EXERCISE INSTRUCTIONS: Reproduce every record below exactly as it appears.
☆ ☆ ☆
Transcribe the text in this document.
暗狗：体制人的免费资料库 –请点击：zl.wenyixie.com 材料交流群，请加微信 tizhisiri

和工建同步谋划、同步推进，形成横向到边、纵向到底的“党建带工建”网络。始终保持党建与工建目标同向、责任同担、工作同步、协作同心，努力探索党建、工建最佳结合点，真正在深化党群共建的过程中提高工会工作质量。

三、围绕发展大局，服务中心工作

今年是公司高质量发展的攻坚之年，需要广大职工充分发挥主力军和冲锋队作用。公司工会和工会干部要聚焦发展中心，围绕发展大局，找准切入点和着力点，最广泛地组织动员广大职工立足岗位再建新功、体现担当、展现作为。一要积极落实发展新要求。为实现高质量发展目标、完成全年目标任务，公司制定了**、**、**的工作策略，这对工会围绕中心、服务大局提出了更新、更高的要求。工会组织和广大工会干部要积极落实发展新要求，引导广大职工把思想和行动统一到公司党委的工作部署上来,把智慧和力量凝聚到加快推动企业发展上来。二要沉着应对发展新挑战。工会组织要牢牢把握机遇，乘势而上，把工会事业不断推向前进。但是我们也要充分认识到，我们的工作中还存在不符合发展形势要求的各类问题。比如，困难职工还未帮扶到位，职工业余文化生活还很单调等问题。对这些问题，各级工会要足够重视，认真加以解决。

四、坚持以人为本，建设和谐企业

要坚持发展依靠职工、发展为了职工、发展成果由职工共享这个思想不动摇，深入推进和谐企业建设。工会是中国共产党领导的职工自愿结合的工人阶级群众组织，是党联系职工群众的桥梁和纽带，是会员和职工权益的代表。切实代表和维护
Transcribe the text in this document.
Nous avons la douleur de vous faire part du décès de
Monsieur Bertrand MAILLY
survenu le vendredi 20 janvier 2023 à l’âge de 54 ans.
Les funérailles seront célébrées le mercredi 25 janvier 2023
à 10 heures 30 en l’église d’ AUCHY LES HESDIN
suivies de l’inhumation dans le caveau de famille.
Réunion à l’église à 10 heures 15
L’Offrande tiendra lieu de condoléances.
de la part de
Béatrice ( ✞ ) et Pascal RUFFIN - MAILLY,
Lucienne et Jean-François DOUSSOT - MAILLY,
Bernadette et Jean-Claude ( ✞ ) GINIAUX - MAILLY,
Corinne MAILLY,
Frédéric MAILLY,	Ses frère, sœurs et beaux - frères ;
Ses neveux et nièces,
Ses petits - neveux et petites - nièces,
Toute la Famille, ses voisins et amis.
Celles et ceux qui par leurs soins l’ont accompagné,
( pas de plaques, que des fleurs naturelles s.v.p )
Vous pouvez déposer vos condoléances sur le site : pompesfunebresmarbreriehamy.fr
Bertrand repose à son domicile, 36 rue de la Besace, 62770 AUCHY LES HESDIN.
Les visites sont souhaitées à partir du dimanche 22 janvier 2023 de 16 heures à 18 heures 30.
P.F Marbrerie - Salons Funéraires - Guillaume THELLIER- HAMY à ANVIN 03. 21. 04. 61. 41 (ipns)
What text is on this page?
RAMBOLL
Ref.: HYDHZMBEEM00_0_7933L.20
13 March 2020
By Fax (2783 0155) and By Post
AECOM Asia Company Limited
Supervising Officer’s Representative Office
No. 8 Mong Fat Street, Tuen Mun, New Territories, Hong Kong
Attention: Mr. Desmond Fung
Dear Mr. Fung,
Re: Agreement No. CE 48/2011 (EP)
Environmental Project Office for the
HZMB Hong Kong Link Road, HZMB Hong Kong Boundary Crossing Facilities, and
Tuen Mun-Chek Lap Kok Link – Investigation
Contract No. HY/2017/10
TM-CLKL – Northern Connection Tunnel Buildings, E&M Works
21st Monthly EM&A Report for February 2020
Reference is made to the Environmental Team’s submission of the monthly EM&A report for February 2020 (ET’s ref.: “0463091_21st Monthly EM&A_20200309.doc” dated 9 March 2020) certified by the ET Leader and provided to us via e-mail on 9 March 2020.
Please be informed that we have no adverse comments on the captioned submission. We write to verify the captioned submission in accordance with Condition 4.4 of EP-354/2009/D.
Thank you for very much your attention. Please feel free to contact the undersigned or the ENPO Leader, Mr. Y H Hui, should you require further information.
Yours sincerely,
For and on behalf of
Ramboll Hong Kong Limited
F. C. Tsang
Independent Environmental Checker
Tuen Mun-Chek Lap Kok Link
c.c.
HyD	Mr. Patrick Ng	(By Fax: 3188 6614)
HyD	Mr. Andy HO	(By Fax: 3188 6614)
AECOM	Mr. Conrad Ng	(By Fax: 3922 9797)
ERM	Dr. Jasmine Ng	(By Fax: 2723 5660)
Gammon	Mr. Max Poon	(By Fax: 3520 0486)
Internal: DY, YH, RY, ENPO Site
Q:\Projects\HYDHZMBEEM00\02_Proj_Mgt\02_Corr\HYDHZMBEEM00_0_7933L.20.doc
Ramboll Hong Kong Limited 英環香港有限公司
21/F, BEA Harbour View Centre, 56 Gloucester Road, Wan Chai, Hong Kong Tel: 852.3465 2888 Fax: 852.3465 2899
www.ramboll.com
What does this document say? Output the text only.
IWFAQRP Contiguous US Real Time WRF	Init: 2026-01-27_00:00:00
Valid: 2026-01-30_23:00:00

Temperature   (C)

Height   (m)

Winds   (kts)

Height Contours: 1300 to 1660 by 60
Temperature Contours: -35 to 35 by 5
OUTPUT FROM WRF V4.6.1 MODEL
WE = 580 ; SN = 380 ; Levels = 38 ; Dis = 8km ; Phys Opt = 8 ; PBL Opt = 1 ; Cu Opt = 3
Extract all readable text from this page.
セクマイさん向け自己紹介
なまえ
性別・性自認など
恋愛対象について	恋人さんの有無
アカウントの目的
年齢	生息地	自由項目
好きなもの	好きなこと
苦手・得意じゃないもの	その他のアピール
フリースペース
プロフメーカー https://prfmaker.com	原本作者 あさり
☆ ☆ ☆
THE REPLY:
Transcribe the text in this document.
暗狗：体制人的免费资料库 –请点击：zl.wenyixie.com 材料交流群，请加微信 tizhisiri

和工建同步谋划、同步推进，形成横向到边、纵向到底的“党建带工建”网络。始终保持党建与工建目标同向、责任同担、工作同步、协作同心，努力探索党建、工建最佳结合点，真正在深化党群共建的过程中提高工会工作质量。

三、围绕发展大局，服务中心工作

今年是公司高质量发展的攻坚之年，需要广大职工充分发挥主力军和冲锋队作用。公司工会和工会干部要聚焦发展中心，围绕发展大局，找准切入点和着力点，最广泛地组织动员广大职工立足岗位再建新功、体现担当、展现作为。一要积极落实发展新要求。为实现高质量发展目标、完成全年目标任务，公司制定了**、**、**的工作策略，这对工会围绕中心、服务大局提出了更新、更高的要求。工会组织和广大工会干部要积极落实发展新要求，引导广大职工把思想和行动统一到公司党委的工作部署上来,把智慧和力量凝聚到加快推动企业发展上来。二要沉着应对发展新挑战。工会组织要牢牢把握机遇，乘势而上，把工会事业不断推向前进。但是我们也要充分认识到，我们的工作中还存在不符合发展形势要求的各类问题。比如，困难职工还未帮扶到位，职工业余文化生活还很单调等问题。对这些问题，各级工会要足够重视，认真加以解决。

四、坚持以人为本，建设和谐企业

要坚持发展依靠职工、发展为了职工、发展成果由职工共享这个思想不动摇，深入推进和谐企业建设。工会是中国共产党领导的职工自愿结合的工人阶级群众组织，是党联系职工群众的桥梁和纽带，是会员和职工权益的代表。切实代表和维护
Transcribe the text in this document.
Nous avons la douleur de vous faire part du décès de
Monsieur Bertrand MAILLY
survenu le vendredi 20 janvier 2023 à l’âge de 54 ans.
Les funérailles seront célébrées le mercredi 25 janvier 2023
à 10 heures 30 en l’église d’ AUCHY LES HESDIN
suivies de l’inhumation dans le caveau de famille.
Réunion à l’église à 10 heures 15
L’Offrande tiendra lieu de condoléances.
de la part de
Béatrice ( ✞ ) et Pascal RUFFIN - MAILLY,
Lucienne et Jean-François DOUSSOT - MAILLY,
Bernadette et Jean-Claude ( ✞ ) GINIAUX - MAILLY,
Corinne MAILLY,
Frédéric MAILLY,	Ses frère, sœurs et beaux - frères ;
Ses neveux et nièces,
Ses petits - neveux et petites - nièces,
Toute la Famille, ses voisins et amis.
Celles et ceux qui par leurs soins l’ont accompagné,
( pas de plaques, que des fleurs naturelles s.v.p )
Vous pouvez déposer vos condoléances sur le site : pompesfunebresmarbreriehamy.fr
Bertrand repose à son domicile, 36 rue de la Besace, 62770 AUCHY LES HESDIN.
Les visites sont souhaitées à partir du dimanche 22 janvier 2023 de 16 heures à 18 heures 30.
P.F Marbrerie - Salons Funéraires - Guillaume THELLIER- HAMY à ANVIN 03. 21. 04. 61. 41 (ipns)
What text is on this page?
RAMBOLL
Ref.: HYDHZMBEEM00_0_7933L.20
13 March 2020
By Fax (2783 0155) and By Post
AECOM Asia Company Limited
Supervising Officer’s Representative Office
No. 8 Mong Fat Street, Tuen Mun, New Territories, Hong Kong
Attention: Mr. Desmond Fung
Dear Mr. Fung,
Re: Agreement No. CE 48/2011 (EP)
Environmental Project Office for the
HZMB Hong Kong Link Road, HZMB Hong Kong Boundary Crossing Facilities, and
Tuen Mun-Chek Lap Kok Link – Investigation
Contract No. HY/2017/10
TM-CLKL – Northern Connection Tunnel Buildings, E&M Works
21st Monthly EM&A Report for February 2020
Reference is made to the Environmental Team’s submission of the monthly EM&A report for February 2020 (ET’s ref.: “0463091_21st Monthly EM&A_20200309.doc” dated 9 March 2020) certified by the ET Leader and provided to us via e-mail on 9 March 2020.
Please be informed that we have no adverse comments on the captioned submission. We write to verify the captioned submission in accordance with Condition 4.4 of EP-354/2009/D.
Thank you for very much your attention. Please feel free to contact the undersigned or the ENPO Leader, Mr. Y H Hui, should you require further information.
Yours sincerely,
For and on behalf of
Ramboll Hong Kong Limited
F. C. Tsang
Independent Environmental Checker
Tuen Mun-Chek Lap Kok Link
c.c.
HyD	Mr. Patrick Ng	(By Fax: 3188 6614)
HyD	Mr. Andy HO	(By Fax: 3188 6614)
AECOM	Mr. Conrad Ng	(By Fax: 3922 9797)
ERM	Dr. Jasmine Ng	(By Fax: 2723 5660)
Gammon	Mr. Max Poon	(By Fax: 3520 0486)
Internal: DY, YH, RY, ENPO Site
Q:\Projects\HYDHZMBEEM00\02_Proj_Mgt\02_Corr\HYDHZMBEEM00_0_7933L.20.doc
Ramboll Hong Kong Limited 英環香港有限公司
21/F, BEA Harbour View Centre, 56 Gloucester Road, Wan Chai, Hong Kong Tel: 852.3465 2888 Fax: 852.3465 2899
www.ramboll.com
What does this document say? Output the text only.
IWFAQRP Contiguous US Real Time WRF	Init: 2026-01-27_00:00:00
Valid: 2026-01-30_23:00:00

Temperature   (C)

Height   (m)

Winds   (kts)

Height Contours: 1300 to 1660 by 60
Temperature Contours: -35 to 35 by 5
OUTPUT FROM WRF V4.6.1 MODEL
WE = 580 ; SN = 380 ; Levels = 38 ; Dis = 8km ; Phys Opt = 8 ; PBL Opt = 1 ; Cu Opt = 3
Extract all readable text from this page.
セクマイさん向け自己紹介
なまえ
性別・性自認など
恋愛対象について	恋人さんの有無
アカウントの目的
年齢	生息地	自由項目
好きなもの	好きなこと
苦手・得意じゃないもの	その他のアピール
フリースペース
プロフメーカー https://prfmaker.com	原本作者 あさり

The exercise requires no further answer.